- **The records**:

• • •

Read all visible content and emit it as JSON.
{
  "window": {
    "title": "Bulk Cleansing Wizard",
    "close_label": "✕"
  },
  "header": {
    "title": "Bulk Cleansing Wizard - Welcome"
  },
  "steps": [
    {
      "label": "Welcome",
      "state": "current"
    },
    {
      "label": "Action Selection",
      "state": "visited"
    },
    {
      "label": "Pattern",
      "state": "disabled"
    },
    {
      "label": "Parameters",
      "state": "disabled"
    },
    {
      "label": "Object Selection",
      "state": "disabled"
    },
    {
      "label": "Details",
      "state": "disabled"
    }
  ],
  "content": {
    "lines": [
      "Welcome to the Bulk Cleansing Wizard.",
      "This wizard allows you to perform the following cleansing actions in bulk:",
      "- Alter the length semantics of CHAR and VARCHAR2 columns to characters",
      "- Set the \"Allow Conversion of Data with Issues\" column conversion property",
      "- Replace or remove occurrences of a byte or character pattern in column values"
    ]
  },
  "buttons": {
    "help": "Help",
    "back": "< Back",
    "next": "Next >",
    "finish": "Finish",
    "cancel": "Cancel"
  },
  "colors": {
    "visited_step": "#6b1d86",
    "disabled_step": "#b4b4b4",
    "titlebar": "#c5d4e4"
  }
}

• • •

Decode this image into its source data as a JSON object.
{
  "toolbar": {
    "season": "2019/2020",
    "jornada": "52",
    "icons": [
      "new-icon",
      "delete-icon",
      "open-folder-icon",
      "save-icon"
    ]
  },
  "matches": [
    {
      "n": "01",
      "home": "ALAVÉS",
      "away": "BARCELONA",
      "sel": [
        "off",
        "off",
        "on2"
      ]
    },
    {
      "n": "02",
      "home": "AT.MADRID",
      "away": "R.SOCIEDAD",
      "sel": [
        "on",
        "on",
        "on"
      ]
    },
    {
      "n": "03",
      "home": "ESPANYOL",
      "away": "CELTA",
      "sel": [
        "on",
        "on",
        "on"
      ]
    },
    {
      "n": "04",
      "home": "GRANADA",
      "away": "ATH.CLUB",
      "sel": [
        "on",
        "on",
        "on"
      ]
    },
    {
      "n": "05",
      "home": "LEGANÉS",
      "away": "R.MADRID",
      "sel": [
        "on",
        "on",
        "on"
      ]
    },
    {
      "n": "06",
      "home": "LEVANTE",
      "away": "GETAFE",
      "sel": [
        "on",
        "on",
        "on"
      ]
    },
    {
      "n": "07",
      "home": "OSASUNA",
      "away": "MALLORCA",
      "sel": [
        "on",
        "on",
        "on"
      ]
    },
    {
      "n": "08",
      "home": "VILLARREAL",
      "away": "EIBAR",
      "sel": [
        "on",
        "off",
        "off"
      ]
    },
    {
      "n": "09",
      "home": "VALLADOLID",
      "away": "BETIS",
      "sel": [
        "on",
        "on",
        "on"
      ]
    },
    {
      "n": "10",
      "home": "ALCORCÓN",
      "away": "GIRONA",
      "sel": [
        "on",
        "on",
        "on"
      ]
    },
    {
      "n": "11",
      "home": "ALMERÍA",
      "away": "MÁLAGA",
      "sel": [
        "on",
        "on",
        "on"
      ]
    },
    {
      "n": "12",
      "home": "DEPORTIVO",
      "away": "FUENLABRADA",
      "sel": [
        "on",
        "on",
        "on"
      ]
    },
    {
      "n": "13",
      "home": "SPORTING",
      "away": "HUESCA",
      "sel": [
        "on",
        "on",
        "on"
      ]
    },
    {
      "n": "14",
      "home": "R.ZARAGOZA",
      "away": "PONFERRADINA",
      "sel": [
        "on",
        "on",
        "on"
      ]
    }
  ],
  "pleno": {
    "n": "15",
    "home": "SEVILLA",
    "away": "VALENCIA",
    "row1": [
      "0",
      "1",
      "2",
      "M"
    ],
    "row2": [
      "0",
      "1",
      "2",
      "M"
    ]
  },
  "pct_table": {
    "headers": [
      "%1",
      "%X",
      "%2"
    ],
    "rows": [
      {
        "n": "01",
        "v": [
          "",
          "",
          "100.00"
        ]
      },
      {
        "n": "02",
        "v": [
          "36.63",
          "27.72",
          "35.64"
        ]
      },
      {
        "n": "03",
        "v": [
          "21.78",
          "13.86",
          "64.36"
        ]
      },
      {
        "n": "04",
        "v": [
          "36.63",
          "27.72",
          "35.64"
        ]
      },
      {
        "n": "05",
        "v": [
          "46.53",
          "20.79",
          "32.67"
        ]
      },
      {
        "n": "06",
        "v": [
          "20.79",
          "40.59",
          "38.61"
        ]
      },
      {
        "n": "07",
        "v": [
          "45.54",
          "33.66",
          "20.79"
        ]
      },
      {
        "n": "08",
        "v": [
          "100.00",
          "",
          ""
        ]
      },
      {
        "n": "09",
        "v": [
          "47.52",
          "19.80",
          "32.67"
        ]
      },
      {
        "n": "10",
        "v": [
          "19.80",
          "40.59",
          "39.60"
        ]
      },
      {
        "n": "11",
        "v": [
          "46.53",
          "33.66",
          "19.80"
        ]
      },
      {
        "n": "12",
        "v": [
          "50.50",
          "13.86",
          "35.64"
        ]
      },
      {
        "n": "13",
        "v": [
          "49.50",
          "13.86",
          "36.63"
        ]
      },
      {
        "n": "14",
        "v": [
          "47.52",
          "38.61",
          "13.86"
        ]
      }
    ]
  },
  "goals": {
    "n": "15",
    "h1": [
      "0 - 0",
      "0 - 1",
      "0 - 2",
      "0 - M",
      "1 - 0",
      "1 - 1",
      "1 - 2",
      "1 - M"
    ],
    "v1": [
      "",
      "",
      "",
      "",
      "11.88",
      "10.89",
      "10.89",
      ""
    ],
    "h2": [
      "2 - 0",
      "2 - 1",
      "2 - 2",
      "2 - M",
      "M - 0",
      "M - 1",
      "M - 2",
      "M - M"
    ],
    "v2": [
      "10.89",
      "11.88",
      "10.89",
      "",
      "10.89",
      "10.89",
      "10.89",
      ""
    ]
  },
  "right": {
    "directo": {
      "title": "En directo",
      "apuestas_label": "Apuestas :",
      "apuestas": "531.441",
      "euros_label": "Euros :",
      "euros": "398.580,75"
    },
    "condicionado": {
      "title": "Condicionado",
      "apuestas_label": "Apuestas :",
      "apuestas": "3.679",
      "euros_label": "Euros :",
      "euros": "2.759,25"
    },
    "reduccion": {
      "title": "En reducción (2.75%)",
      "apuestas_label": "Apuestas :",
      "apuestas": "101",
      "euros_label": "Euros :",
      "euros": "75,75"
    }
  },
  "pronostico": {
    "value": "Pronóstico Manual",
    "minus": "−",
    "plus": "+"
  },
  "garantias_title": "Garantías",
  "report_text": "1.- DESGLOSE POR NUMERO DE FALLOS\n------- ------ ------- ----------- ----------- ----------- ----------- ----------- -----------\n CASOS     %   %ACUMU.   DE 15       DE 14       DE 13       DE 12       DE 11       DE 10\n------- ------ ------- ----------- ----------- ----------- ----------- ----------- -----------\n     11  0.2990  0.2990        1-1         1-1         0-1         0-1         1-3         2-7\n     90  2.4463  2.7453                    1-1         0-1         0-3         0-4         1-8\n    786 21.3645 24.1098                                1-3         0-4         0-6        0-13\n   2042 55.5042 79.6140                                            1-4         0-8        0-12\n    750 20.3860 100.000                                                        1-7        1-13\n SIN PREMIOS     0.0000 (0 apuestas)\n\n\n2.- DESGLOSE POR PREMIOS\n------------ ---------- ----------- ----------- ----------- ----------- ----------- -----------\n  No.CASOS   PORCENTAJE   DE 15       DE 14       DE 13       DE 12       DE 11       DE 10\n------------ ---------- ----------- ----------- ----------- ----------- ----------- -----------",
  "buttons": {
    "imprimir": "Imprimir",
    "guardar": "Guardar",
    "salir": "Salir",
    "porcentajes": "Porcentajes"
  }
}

• • •

- **What this task involves**: Where a line in the material contains "Selection", copy that line.

- **Written solution**:
      "label": "Action Selection",
      "label": "Object Selection",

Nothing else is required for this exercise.